*PROVIDED DATA*
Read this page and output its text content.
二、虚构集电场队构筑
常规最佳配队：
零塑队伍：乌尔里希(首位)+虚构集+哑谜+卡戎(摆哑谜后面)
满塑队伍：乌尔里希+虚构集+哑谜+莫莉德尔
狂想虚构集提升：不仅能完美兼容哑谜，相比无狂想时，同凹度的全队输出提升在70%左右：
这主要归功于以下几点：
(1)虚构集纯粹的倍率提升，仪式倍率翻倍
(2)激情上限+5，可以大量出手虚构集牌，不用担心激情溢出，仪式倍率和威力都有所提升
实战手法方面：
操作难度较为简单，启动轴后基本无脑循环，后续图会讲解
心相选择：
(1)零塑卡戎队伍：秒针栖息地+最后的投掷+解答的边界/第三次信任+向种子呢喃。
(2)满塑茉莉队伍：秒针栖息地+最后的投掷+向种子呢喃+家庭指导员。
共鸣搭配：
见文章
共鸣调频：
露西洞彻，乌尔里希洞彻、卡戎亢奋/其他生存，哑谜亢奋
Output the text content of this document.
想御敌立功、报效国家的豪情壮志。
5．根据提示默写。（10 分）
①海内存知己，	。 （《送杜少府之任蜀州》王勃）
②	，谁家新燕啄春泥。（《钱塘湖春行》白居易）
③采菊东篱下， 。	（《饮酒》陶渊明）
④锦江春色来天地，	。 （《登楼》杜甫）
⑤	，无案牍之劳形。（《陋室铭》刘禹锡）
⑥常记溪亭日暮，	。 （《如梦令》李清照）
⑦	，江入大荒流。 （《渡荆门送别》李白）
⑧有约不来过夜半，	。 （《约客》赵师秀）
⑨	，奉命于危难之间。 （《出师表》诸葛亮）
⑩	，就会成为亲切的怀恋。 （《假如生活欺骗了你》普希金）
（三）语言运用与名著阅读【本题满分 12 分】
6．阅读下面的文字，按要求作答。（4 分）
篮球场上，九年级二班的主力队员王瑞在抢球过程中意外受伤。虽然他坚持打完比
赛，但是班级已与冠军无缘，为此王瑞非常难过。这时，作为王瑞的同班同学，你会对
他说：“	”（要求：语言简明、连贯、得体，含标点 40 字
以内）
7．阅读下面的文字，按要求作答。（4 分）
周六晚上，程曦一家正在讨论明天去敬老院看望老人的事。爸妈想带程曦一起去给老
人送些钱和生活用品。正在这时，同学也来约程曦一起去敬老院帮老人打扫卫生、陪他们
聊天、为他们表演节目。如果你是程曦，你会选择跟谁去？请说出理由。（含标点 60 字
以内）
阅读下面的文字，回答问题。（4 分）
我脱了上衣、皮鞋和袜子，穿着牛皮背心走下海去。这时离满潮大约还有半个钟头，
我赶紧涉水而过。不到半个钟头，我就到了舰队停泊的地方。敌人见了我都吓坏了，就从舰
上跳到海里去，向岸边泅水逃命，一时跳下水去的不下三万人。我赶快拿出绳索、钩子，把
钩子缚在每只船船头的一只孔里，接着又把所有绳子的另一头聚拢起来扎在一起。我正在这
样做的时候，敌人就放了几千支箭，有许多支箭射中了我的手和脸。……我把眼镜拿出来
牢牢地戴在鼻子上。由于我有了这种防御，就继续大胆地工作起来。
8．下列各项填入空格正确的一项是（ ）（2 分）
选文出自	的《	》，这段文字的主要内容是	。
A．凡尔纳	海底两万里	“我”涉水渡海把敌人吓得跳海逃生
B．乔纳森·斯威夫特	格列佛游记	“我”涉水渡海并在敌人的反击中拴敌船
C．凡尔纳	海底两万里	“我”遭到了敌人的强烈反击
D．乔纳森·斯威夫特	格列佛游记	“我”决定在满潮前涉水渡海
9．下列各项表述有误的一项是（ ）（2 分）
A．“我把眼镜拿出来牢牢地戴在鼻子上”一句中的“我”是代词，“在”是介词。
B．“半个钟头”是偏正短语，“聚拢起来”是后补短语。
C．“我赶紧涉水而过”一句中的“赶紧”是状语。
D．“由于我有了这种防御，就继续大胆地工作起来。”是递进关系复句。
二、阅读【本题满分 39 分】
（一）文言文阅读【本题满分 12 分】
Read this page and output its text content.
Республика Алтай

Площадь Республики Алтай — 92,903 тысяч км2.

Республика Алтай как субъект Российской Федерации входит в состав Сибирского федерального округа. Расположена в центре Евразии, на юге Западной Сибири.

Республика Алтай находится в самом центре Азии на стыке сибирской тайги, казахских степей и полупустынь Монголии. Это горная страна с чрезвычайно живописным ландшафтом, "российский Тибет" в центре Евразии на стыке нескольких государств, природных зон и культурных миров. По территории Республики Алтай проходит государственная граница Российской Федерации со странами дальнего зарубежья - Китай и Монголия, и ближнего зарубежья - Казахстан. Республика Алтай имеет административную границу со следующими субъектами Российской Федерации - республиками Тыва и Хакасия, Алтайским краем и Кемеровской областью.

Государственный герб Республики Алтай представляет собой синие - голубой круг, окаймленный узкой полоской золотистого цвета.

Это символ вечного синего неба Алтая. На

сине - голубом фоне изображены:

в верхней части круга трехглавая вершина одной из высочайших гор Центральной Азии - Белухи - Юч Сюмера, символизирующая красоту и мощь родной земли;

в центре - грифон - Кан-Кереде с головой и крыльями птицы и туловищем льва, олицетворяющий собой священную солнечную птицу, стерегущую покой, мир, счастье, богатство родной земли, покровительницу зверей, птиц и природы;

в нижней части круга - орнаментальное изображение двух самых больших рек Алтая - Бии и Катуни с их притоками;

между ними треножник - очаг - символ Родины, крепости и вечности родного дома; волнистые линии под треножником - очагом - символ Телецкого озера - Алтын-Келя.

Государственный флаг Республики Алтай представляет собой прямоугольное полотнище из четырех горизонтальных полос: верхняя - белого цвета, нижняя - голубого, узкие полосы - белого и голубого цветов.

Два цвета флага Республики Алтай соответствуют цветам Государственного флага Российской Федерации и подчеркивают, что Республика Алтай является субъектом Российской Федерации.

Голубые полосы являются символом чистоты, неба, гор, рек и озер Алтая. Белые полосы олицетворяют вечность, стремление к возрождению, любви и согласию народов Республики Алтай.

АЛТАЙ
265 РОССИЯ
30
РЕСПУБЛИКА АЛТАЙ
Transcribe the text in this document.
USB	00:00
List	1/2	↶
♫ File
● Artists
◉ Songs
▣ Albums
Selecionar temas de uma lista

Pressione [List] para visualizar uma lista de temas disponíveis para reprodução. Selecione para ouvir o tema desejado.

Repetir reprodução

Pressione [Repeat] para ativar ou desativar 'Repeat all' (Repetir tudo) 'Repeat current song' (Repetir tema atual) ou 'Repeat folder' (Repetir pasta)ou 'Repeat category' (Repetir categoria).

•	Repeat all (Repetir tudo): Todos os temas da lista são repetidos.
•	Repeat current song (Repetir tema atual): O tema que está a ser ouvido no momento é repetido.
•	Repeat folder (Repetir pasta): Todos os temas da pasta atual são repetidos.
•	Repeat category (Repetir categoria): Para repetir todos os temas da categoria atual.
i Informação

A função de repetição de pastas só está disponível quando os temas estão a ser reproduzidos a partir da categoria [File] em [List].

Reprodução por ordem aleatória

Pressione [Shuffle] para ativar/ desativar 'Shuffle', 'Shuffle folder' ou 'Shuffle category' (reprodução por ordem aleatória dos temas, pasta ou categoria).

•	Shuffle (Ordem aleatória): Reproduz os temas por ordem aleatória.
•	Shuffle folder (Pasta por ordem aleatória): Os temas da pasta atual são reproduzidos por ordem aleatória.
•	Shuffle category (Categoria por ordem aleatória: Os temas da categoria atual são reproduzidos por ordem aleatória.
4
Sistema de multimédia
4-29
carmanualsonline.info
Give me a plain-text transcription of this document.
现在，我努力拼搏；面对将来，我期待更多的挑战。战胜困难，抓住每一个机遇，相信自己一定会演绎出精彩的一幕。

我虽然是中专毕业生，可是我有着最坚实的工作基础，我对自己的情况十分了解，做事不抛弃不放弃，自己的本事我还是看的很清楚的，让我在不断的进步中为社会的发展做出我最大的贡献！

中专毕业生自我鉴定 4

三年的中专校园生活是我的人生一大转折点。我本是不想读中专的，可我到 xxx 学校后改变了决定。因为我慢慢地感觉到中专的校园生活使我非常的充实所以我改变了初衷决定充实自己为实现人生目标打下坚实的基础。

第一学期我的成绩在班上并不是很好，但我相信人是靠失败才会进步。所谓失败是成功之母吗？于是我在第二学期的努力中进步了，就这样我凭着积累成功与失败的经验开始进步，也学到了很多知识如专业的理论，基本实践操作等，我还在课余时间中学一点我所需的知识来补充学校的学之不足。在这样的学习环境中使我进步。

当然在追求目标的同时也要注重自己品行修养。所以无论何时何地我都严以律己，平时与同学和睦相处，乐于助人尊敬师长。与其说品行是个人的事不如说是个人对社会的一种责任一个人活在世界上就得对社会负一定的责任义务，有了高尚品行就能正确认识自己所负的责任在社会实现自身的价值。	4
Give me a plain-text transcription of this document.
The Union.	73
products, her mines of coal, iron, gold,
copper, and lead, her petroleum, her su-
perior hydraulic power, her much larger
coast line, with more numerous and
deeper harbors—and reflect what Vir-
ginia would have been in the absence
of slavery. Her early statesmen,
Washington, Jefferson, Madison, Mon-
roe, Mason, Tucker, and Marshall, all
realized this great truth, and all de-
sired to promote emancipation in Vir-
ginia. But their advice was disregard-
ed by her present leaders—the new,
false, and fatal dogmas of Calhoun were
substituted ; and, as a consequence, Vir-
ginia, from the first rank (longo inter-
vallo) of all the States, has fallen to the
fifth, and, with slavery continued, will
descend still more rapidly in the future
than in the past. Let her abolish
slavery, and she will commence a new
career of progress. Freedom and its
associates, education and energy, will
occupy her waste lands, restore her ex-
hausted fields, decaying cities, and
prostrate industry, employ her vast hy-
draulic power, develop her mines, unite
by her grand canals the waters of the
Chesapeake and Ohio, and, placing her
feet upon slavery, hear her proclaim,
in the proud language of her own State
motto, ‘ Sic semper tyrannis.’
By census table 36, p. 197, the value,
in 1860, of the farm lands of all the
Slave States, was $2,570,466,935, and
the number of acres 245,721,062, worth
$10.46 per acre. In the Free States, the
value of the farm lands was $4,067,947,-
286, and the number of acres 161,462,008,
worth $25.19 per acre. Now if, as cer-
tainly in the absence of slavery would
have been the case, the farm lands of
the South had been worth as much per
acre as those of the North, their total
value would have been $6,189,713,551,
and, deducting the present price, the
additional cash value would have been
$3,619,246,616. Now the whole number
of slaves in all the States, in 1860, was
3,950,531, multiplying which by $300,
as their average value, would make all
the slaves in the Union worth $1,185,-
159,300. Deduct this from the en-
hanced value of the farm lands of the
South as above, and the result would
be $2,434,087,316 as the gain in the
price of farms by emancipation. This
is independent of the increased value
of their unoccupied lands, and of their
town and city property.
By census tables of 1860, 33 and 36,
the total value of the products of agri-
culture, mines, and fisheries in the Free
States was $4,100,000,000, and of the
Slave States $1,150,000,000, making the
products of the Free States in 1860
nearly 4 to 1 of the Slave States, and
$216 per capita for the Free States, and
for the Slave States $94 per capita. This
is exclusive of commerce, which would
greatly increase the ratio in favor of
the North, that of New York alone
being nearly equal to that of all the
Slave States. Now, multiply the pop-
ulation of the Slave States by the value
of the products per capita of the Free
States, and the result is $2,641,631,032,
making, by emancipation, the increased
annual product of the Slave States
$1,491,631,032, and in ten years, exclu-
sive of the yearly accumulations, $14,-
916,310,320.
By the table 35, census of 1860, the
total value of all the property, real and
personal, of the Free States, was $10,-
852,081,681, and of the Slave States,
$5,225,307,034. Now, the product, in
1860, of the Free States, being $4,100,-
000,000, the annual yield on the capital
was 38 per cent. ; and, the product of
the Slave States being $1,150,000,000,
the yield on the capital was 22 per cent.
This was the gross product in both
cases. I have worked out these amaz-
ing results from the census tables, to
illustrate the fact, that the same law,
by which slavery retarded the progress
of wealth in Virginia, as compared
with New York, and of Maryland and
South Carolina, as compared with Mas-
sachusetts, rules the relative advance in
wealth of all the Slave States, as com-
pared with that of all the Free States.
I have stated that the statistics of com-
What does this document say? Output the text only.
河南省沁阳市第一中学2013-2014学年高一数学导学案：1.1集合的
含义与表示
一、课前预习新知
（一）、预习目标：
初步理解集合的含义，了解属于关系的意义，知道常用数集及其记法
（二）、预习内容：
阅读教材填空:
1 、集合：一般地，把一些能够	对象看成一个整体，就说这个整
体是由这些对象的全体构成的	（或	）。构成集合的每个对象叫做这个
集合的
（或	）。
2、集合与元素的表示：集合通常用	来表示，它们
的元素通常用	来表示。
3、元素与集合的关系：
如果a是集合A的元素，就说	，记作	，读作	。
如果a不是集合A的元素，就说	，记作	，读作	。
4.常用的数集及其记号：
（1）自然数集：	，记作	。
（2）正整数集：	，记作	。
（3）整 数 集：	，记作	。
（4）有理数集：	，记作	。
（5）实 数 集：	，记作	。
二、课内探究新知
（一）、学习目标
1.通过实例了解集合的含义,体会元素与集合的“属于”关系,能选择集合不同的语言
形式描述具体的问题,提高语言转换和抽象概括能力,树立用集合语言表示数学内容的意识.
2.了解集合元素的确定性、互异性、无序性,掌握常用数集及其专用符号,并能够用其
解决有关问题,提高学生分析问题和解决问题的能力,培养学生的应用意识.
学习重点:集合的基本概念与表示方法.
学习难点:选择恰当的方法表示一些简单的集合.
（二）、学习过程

*WRITTEN TASK*
Looking at the records above, report how many lines contain the word "cent". Answer with the number only.

*ANSWER FOR THE TASK*
2